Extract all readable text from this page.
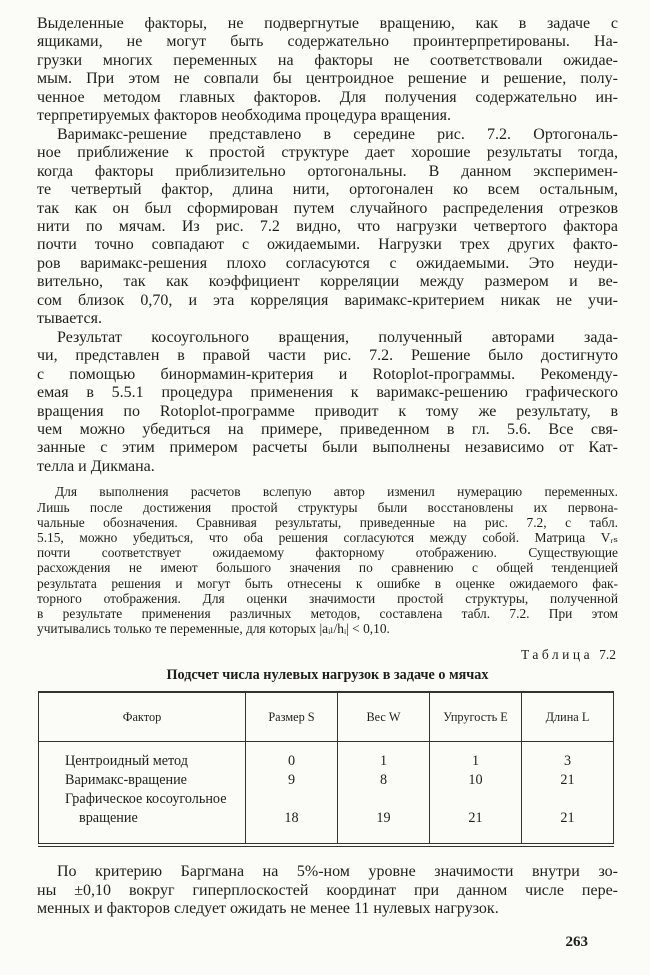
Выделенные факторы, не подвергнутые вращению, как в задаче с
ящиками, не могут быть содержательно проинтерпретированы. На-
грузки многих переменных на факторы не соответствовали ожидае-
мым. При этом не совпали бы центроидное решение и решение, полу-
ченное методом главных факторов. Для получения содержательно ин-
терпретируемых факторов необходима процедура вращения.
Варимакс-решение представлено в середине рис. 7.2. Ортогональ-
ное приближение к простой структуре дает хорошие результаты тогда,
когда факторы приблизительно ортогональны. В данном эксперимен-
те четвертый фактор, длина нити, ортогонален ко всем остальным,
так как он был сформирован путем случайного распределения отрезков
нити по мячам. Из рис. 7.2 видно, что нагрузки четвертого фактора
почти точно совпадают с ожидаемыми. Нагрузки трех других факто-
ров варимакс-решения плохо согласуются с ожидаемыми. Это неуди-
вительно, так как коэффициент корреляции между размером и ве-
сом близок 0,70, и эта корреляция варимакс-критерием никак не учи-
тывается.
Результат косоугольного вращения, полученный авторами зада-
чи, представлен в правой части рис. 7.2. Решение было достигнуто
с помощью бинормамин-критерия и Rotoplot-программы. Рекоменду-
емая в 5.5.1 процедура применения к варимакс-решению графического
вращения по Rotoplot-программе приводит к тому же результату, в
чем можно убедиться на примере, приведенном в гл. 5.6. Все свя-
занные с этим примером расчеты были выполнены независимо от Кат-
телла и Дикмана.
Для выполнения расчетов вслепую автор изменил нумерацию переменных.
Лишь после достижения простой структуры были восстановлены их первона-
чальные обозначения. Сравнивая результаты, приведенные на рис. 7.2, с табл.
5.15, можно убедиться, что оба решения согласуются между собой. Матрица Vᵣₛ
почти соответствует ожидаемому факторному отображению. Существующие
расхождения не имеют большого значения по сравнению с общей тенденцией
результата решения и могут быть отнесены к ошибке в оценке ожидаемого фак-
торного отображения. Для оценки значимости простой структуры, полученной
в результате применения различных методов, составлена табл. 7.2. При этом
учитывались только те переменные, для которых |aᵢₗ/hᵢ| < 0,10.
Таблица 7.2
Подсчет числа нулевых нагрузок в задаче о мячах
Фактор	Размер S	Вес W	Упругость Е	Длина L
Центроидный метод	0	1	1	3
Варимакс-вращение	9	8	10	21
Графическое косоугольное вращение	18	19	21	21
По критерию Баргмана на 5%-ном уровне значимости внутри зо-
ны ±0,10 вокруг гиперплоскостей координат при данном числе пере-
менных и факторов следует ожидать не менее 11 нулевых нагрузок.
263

---

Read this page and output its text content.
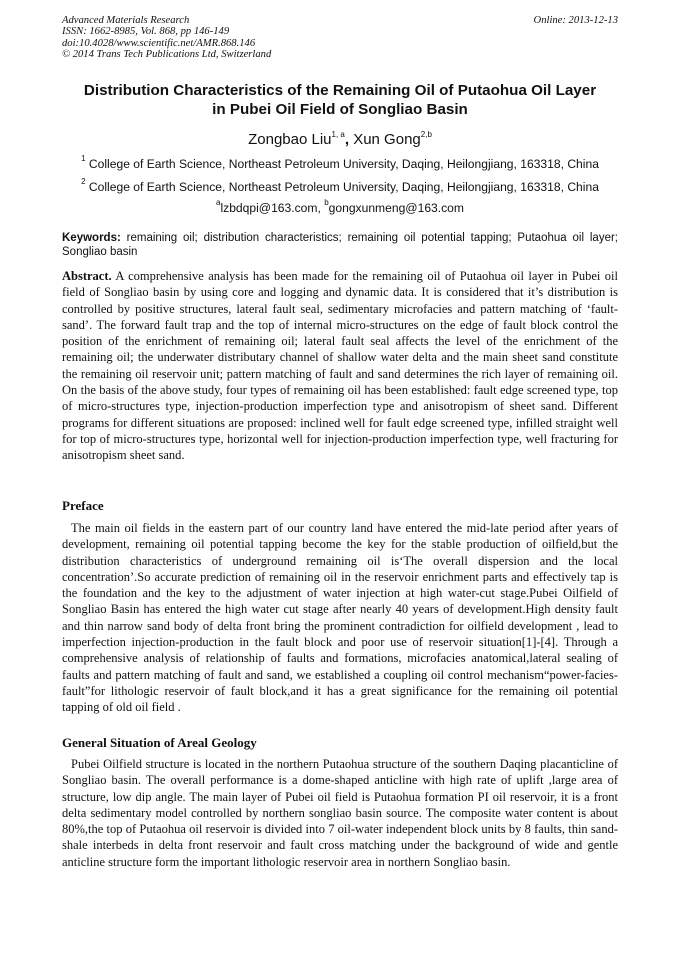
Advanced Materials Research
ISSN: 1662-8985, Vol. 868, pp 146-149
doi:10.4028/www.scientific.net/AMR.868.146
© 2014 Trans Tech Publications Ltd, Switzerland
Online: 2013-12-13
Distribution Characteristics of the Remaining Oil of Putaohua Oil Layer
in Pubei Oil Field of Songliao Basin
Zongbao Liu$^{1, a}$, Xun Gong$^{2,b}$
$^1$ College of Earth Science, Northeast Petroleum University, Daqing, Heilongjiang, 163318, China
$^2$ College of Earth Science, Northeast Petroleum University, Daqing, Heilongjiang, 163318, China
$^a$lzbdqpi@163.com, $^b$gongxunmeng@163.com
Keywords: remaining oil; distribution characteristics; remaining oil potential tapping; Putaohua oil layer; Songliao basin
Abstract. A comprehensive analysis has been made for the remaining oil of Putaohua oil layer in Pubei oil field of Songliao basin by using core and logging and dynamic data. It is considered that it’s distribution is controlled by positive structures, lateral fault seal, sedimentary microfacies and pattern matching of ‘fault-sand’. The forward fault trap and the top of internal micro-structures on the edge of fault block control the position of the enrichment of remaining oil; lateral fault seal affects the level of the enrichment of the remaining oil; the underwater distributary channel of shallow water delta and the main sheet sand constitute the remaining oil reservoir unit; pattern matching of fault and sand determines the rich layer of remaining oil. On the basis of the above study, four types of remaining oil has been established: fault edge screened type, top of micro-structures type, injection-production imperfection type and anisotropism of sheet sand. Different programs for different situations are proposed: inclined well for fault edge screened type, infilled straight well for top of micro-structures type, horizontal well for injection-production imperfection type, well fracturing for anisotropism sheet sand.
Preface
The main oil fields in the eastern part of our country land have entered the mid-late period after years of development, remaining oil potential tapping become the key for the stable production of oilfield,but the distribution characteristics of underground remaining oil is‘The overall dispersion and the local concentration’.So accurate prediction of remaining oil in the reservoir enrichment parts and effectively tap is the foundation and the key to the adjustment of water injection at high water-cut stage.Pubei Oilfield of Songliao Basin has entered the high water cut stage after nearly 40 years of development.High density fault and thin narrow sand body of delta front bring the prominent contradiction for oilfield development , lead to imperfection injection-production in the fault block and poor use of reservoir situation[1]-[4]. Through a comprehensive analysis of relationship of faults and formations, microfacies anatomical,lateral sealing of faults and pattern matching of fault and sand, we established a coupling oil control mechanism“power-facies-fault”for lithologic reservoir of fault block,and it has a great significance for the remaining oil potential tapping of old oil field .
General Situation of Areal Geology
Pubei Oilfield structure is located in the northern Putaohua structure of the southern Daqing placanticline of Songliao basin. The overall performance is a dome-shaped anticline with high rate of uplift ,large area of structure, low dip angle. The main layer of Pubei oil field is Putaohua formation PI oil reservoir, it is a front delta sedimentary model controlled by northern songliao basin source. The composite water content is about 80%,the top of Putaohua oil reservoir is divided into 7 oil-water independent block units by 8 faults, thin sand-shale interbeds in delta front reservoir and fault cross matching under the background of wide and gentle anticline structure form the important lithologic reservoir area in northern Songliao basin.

--

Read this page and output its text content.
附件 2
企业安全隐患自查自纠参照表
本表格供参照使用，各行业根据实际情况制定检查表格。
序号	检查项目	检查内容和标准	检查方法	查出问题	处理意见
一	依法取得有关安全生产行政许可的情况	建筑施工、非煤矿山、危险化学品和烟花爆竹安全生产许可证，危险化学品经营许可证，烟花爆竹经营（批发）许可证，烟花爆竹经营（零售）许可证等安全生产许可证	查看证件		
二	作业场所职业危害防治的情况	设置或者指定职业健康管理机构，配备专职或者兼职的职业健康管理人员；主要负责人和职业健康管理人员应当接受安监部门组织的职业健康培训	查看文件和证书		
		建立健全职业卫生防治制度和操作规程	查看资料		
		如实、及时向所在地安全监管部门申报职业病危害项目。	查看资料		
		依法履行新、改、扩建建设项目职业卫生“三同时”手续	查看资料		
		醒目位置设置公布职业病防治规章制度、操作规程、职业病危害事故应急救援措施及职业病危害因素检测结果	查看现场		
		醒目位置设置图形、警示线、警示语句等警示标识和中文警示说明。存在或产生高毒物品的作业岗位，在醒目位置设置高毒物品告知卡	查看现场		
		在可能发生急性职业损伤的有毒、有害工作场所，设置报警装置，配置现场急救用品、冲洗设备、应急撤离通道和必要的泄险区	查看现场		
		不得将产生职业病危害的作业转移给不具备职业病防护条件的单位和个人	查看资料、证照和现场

§ Problem to work on
Pick out the lines containing the string "переменных" and show them.

§ The completed task
грузки многих переменных на факторы не соответствовали ожидае-
Для выполнения расчетов вслепую автор изменил нумерацию переменных.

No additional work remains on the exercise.